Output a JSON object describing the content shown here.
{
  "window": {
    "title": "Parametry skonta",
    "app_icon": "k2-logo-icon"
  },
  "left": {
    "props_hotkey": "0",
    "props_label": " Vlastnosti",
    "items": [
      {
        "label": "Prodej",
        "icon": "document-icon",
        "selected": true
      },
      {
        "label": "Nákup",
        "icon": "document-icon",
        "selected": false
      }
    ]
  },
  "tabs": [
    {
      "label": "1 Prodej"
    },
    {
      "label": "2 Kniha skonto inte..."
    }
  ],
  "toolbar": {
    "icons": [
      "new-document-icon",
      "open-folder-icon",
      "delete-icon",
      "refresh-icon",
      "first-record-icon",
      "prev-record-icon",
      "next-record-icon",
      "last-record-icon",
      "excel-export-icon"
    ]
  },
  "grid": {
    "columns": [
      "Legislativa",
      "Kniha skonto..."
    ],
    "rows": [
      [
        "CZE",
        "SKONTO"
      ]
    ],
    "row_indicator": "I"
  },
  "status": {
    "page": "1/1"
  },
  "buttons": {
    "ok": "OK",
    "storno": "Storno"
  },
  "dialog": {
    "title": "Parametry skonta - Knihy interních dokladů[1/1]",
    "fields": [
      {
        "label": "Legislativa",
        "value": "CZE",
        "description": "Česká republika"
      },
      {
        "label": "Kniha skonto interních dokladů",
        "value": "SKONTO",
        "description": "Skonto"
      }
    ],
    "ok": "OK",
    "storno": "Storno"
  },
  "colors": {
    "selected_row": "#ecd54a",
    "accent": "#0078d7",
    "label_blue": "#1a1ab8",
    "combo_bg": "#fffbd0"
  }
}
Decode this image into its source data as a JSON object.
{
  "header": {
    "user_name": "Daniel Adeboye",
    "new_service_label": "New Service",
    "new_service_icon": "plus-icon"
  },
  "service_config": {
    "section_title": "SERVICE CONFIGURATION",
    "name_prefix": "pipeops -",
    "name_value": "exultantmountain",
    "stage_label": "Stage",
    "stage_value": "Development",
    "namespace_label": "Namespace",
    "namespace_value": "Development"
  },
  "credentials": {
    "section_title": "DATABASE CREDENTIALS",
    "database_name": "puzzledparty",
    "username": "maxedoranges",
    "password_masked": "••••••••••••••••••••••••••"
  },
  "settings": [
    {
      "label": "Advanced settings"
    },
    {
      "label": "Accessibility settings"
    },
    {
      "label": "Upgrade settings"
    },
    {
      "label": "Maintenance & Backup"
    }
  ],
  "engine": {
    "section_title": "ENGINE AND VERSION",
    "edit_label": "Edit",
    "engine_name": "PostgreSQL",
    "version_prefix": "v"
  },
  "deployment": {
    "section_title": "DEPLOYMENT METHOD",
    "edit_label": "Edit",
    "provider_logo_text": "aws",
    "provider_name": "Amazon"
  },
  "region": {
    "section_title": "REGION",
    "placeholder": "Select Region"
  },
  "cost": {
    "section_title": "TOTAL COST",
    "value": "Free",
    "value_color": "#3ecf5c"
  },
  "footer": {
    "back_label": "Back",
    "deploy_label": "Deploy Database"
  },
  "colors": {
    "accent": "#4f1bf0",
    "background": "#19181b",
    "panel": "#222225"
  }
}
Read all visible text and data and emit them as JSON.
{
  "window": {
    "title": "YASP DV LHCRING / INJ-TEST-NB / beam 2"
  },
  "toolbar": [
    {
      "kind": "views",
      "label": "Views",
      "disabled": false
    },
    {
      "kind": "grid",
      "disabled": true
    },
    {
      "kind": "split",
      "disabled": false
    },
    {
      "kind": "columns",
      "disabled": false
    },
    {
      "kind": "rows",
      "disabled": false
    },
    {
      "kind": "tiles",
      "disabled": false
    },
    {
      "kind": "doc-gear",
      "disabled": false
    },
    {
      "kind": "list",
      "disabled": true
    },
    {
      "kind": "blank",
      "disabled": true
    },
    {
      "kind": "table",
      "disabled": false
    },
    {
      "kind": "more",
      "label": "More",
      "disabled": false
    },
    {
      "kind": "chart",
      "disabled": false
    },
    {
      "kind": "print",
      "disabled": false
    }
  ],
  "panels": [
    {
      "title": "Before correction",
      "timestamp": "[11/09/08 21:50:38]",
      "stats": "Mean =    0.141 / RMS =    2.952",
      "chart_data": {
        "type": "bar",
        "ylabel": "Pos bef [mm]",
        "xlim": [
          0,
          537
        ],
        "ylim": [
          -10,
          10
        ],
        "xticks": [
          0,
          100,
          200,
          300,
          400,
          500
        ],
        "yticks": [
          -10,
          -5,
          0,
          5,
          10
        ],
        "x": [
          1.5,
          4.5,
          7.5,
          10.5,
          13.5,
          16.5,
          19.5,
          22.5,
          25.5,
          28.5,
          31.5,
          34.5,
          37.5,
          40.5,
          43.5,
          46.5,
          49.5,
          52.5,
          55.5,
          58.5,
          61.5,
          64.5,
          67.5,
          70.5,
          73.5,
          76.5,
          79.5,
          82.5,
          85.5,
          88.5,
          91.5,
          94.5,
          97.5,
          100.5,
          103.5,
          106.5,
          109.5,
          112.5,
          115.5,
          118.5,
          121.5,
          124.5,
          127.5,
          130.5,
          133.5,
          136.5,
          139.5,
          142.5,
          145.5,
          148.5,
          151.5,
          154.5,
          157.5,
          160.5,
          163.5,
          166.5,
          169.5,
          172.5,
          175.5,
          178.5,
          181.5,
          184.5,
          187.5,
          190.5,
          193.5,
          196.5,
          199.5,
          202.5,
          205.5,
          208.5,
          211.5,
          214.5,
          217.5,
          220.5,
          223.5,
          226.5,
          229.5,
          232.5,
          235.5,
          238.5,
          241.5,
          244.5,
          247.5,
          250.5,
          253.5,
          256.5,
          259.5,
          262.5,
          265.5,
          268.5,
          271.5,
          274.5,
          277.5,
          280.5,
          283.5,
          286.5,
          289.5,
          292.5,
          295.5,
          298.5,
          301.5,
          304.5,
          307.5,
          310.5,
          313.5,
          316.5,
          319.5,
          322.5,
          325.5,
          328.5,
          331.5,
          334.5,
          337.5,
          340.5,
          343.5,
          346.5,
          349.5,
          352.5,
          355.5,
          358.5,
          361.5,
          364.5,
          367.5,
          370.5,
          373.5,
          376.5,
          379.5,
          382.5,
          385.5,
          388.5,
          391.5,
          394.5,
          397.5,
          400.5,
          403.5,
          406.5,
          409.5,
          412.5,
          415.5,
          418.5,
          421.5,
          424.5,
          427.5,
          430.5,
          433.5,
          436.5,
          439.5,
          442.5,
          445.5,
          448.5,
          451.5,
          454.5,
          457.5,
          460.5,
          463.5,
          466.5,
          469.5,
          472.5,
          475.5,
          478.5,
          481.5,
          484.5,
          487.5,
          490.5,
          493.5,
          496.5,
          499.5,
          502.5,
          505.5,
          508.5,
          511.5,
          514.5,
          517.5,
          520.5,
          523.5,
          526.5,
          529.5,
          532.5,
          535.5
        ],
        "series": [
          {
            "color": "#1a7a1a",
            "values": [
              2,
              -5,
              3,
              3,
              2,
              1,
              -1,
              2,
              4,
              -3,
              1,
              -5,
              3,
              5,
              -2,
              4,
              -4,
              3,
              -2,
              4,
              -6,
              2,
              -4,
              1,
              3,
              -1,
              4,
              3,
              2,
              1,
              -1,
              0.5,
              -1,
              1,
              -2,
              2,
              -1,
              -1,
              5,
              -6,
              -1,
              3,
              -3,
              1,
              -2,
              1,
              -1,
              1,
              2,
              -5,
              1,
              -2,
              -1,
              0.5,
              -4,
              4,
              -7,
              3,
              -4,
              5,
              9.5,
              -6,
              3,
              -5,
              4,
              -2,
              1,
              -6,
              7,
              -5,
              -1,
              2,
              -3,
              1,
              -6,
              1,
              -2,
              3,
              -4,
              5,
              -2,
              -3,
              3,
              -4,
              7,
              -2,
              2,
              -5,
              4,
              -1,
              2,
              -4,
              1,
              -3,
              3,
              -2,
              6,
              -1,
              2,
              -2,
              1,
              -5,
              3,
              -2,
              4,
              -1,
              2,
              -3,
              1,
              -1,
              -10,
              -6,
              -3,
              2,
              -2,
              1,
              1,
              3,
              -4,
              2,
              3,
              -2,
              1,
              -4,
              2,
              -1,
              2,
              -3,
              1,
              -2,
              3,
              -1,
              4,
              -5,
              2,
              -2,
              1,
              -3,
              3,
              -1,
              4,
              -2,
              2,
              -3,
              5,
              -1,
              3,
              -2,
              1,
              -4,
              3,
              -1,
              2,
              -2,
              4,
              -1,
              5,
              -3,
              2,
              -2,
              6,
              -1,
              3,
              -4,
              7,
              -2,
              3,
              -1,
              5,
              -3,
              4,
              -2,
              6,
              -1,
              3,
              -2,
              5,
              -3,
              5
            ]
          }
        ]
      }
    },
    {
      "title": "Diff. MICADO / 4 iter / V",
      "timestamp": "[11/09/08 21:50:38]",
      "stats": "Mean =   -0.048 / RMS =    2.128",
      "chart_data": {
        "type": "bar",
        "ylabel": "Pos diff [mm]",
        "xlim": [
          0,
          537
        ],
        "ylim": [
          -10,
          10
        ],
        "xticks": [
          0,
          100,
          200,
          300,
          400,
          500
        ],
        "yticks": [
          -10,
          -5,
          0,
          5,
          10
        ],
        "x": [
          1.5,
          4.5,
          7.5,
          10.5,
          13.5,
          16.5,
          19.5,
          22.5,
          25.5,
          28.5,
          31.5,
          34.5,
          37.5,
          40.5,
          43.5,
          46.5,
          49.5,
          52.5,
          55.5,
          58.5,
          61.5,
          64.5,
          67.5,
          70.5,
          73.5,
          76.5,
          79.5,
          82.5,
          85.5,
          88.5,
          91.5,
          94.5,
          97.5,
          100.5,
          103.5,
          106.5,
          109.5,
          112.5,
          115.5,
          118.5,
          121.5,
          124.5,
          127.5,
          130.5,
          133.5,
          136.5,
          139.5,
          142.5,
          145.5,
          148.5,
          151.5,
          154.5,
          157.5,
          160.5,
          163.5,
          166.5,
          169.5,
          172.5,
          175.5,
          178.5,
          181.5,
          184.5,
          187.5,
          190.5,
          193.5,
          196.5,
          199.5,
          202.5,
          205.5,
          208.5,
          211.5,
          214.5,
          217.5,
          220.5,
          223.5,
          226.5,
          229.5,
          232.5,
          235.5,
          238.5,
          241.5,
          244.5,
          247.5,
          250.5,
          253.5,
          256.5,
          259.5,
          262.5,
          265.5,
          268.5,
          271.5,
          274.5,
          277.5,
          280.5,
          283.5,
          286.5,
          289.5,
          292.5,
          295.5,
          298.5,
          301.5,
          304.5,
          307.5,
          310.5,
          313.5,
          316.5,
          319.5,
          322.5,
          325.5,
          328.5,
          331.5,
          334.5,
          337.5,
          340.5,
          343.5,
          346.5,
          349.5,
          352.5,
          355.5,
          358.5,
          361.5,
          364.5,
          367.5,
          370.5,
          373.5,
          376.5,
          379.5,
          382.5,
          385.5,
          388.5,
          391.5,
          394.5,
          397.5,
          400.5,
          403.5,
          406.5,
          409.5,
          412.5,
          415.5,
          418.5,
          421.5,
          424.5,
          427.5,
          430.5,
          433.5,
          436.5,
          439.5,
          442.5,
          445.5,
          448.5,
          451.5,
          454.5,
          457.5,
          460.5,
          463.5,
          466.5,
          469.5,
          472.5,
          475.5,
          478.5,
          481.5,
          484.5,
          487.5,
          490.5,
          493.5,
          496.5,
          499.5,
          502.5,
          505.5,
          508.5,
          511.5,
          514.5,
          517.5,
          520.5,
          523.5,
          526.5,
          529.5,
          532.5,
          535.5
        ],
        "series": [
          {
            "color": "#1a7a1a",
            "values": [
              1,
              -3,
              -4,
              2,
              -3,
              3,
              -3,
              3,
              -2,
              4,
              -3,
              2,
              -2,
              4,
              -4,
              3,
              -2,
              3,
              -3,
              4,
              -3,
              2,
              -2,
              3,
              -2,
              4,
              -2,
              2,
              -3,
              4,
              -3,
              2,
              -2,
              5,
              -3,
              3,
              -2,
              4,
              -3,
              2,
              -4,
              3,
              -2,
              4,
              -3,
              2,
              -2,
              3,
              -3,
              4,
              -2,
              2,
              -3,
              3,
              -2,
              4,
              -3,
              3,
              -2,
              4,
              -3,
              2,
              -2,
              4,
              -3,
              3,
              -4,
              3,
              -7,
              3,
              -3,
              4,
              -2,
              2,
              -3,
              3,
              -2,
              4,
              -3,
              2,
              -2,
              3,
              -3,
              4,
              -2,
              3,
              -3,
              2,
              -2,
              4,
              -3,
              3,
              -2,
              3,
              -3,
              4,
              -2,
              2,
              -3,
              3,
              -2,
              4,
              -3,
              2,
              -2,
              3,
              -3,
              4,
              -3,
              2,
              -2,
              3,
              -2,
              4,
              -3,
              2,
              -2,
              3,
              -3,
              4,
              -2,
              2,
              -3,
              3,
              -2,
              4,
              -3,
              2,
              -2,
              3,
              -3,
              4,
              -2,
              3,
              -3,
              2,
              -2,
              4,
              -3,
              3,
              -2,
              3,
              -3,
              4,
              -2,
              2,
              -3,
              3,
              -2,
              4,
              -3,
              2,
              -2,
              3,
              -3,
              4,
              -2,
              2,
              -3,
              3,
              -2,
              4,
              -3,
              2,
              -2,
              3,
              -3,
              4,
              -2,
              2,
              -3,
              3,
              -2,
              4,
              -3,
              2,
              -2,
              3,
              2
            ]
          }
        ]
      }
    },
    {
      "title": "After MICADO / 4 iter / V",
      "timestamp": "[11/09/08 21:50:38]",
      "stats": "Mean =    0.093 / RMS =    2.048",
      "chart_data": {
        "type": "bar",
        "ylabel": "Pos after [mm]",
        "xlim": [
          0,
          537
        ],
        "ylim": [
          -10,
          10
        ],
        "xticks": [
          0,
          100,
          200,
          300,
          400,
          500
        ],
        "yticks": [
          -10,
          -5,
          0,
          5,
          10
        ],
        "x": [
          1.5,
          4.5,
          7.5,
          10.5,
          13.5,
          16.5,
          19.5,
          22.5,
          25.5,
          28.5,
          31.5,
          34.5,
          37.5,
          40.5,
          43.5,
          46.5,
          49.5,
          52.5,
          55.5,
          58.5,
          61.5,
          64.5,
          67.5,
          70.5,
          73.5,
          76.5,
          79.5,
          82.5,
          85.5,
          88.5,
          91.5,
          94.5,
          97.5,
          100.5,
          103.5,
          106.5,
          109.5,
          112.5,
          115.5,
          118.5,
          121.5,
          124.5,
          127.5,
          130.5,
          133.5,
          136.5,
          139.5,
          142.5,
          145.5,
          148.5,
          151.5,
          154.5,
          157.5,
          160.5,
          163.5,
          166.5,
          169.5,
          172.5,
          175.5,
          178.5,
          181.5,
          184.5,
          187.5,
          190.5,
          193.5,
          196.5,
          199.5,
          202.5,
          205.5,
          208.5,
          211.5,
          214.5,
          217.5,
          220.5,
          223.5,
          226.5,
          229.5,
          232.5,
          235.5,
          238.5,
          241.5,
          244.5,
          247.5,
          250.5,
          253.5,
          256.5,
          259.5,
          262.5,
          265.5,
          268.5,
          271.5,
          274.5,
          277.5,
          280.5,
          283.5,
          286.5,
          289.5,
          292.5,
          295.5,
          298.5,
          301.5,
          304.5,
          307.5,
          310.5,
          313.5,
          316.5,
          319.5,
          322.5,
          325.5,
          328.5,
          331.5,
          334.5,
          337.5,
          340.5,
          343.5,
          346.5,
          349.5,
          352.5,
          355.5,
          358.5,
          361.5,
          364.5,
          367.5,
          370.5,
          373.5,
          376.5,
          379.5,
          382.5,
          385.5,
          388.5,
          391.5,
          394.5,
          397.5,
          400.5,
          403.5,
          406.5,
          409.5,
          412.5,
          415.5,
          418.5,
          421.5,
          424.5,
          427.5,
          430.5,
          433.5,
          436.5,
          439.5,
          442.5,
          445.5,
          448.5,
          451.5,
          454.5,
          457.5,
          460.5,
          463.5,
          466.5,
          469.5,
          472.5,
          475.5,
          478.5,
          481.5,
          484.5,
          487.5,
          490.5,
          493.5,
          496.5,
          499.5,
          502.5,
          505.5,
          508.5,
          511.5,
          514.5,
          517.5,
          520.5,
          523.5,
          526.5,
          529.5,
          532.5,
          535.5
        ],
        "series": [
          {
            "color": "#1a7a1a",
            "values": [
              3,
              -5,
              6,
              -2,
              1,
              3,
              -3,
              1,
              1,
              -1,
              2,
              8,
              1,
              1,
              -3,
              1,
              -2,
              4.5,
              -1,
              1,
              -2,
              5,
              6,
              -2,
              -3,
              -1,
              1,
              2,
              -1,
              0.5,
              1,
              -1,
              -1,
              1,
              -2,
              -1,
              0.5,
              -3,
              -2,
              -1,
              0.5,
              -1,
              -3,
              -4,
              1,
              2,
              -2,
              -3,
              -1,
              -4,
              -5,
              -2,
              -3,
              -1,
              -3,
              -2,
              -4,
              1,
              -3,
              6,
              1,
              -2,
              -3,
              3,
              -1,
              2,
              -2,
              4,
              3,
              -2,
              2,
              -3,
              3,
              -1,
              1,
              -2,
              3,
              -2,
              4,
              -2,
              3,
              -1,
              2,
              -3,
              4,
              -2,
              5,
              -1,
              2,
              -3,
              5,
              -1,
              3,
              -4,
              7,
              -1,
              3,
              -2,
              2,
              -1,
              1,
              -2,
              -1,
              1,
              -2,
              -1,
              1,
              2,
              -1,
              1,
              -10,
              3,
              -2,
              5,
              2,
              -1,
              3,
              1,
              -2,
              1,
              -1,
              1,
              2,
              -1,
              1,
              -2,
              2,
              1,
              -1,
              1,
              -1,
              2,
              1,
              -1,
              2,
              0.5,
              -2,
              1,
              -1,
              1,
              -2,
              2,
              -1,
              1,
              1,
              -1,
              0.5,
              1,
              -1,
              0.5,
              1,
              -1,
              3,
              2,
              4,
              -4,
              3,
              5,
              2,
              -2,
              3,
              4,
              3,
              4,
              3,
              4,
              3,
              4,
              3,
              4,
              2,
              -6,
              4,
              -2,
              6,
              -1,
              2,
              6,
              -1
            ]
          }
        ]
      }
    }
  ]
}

============

Give the number of lines in the listing above that contain "Parametry", and nothing else.

Result: 2